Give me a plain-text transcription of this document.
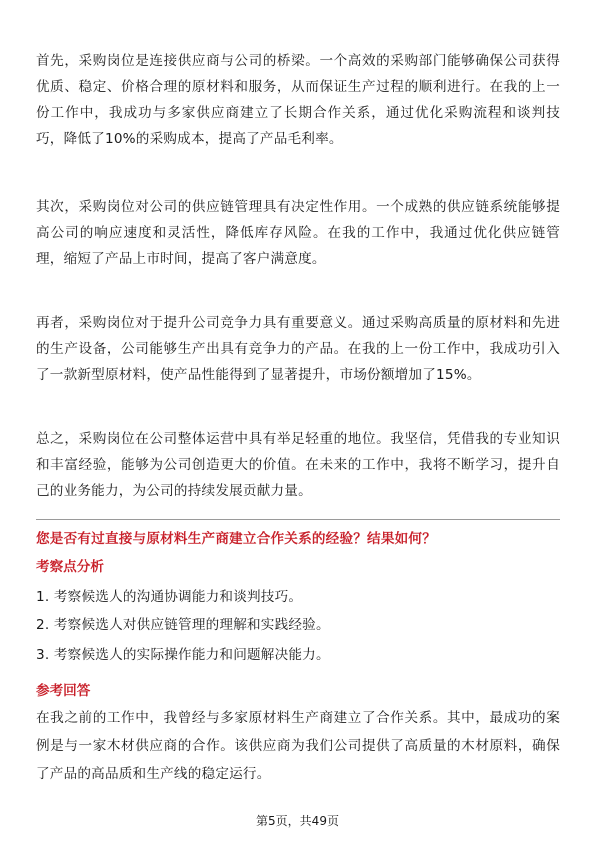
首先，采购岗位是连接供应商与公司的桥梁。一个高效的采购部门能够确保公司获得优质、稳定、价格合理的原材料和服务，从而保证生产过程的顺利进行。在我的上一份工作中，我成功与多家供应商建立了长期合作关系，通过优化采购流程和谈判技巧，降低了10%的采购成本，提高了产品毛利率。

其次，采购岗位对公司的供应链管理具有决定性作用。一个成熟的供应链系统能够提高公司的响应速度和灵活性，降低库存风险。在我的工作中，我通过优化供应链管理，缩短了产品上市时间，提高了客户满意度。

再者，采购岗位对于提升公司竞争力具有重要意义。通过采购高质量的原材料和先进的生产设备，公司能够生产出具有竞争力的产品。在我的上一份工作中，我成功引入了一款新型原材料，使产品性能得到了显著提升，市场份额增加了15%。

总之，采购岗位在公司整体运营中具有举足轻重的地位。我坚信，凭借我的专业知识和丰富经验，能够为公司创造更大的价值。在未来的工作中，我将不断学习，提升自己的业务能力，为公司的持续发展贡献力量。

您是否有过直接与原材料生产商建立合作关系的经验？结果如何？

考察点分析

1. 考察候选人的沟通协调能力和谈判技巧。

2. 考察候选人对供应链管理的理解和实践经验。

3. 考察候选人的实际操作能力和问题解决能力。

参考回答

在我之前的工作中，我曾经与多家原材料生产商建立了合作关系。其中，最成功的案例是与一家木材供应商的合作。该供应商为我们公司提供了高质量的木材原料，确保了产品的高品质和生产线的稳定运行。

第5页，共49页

▬▬▬▬▬▬▬▬▬▬

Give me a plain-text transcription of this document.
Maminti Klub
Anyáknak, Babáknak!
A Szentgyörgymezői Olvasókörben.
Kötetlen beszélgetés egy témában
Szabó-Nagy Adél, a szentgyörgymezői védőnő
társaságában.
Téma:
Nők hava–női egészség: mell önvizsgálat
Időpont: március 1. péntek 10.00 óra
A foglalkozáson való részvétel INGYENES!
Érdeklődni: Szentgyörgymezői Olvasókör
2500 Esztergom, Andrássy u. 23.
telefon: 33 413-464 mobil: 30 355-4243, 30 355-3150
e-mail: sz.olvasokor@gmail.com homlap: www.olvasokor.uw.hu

▬▬▬▬▬▬▬▬▬▬

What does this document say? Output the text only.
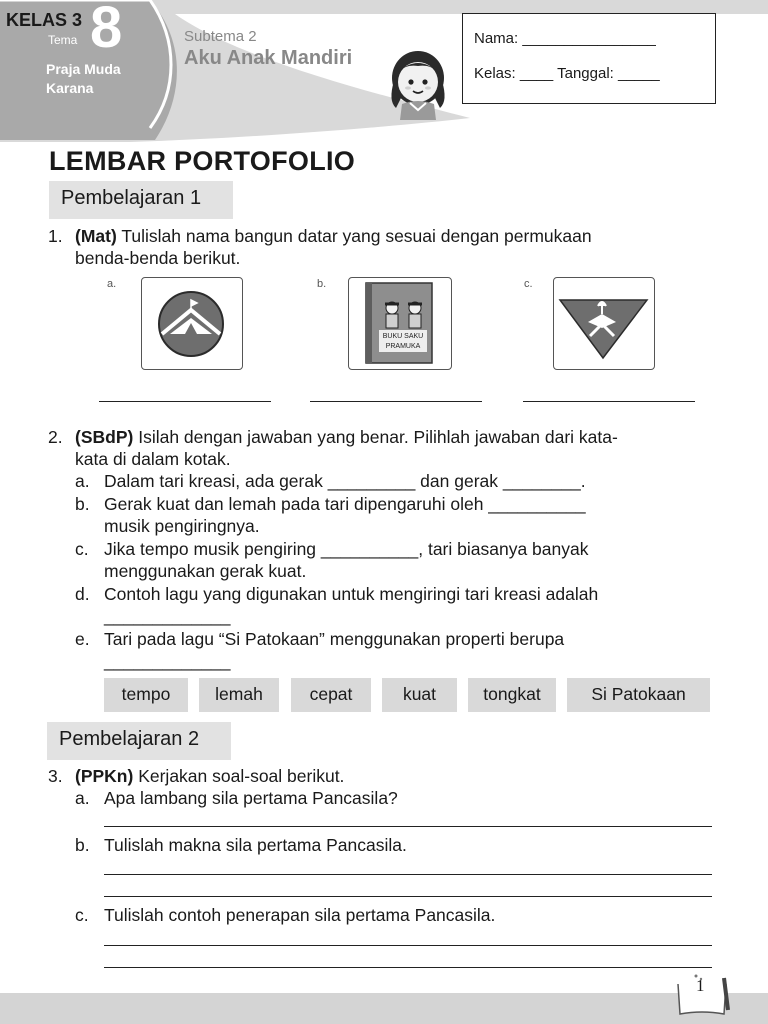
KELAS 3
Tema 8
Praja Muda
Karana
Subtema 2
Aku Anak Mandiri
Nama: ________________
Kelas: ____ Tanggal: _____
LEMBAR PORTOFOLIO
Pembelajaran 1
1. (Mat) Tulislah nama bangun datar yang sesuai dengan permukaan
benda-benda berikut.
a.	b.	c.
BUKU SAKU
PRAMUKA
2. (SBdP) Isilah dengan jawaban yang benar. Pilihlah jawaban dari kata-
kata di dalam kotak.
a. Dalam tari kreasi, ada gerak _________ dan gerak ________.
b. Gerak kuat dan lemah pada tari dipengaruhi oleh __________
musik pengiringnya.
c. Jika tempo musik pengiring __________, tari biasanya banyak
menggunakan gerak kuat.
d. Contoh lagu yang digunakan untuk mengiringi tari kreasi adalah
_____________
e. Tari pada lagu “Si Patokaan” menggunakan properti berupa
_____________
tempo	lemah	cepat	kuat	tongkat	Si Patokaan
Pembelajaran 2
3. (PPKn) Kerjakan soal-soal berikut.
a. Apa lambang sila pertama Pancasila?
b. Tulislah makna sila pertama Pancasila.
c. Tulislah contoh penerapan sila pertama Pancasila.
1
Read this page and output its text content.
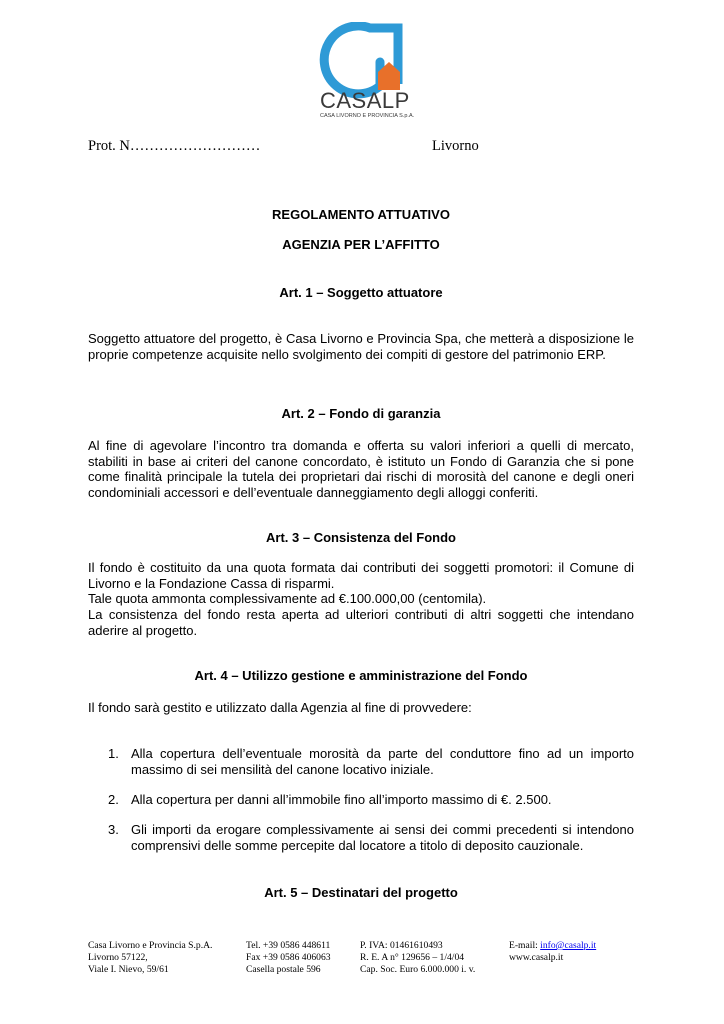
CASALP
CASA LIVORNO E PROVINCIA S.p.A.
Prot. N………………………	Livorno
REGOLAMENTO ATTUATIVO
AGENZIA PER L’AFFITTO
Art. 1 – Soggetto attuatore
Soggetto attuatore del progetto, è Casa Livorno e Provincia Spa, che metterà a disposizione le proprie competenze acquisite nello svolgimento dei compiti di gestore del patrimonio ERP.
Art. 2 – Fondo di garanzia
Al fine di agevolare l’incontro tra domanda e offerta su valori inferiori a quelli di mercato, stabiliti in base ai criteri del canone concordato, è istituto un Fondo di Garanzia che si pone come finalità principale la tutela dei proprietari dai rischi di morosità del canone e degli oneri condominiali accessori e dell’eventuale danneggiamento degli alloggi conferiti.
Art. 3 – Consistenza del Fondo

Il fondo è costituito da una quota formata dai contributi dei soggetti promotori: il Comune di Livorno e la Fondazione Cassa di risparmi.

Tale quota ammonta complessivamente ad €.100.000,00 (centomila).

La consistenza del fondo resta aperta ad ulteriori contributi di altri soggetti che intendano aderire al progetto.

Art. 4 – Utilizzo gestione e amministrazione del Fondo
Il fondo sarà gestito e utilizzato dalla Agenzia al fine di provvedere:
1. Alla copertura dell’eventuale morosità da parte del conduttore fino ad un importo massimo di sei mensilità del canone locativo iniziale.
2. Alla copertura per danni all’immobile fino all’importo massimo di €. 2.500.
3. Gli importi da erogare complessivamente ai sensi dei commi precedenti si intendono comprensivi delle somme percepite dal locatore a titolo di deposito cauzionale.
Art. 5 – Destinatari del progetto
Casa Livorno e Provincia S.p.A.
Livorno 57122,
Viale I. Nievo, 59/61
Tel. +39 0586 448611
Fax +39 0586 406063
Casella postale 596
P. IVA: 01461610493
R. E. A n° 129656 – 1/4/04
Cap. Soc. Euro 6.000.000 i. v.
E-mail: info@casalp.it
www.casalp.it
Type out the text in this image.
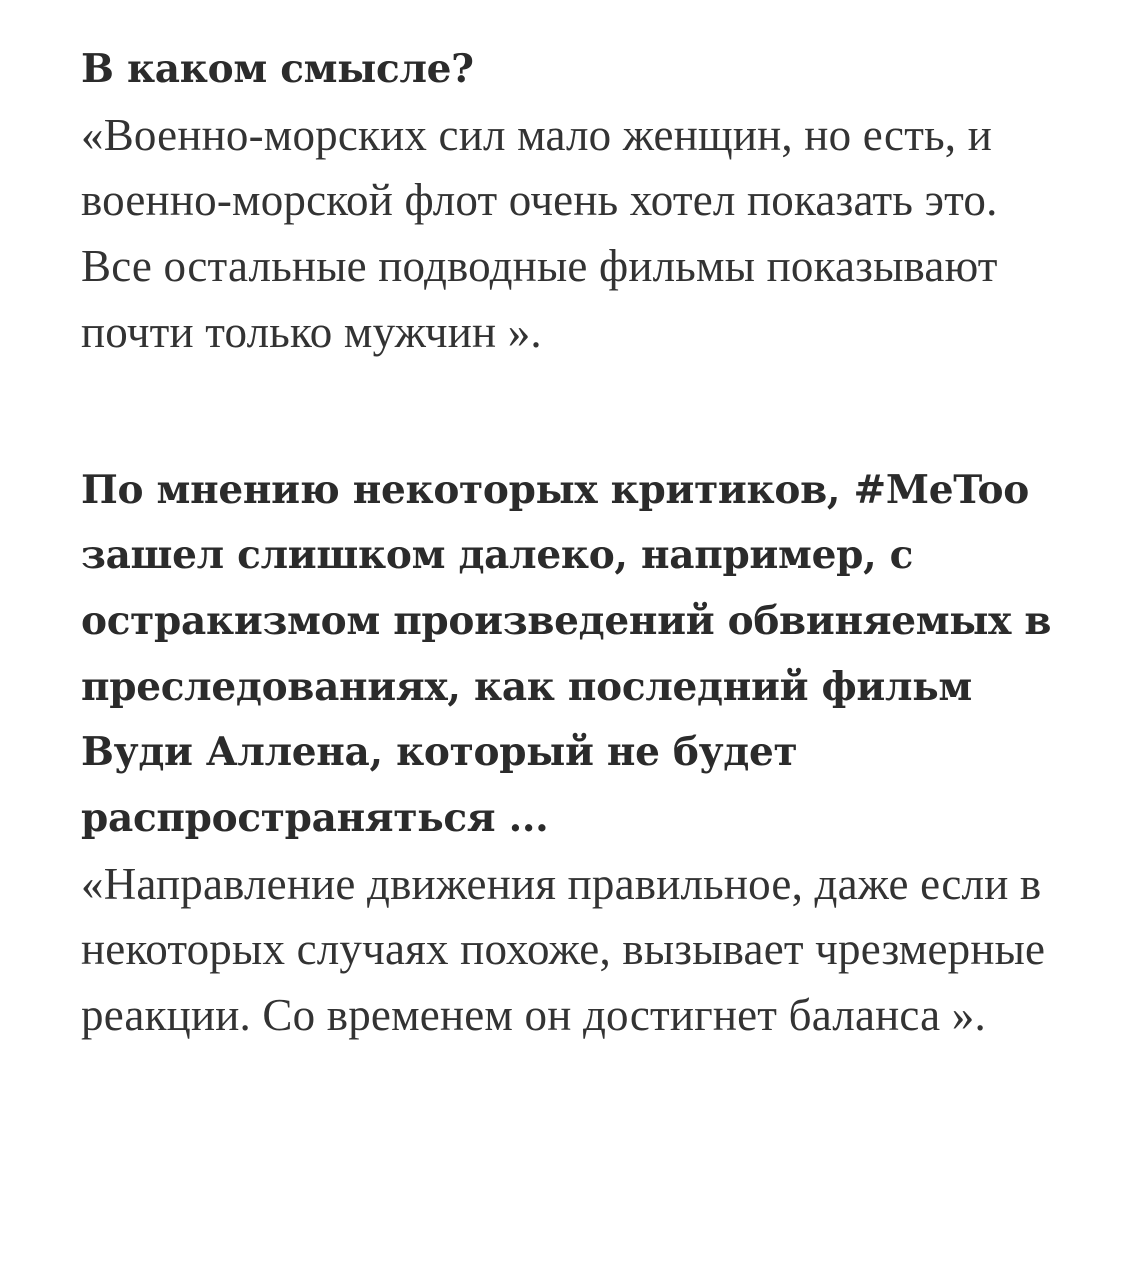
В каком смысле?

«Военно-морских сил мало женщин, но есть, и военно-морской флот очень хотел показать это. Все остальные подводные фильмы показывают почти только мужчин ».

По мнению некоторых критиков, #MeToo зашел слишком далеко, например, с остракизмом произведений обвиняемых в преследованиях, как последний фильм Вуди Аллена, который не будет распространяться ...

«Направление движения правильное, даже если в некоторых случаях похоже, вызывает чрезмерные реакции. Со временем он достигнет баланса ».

▬▬▬▬▬▬▬▬▬▬

How many lines in the data contain the string "canone"? Respond with the number only.

2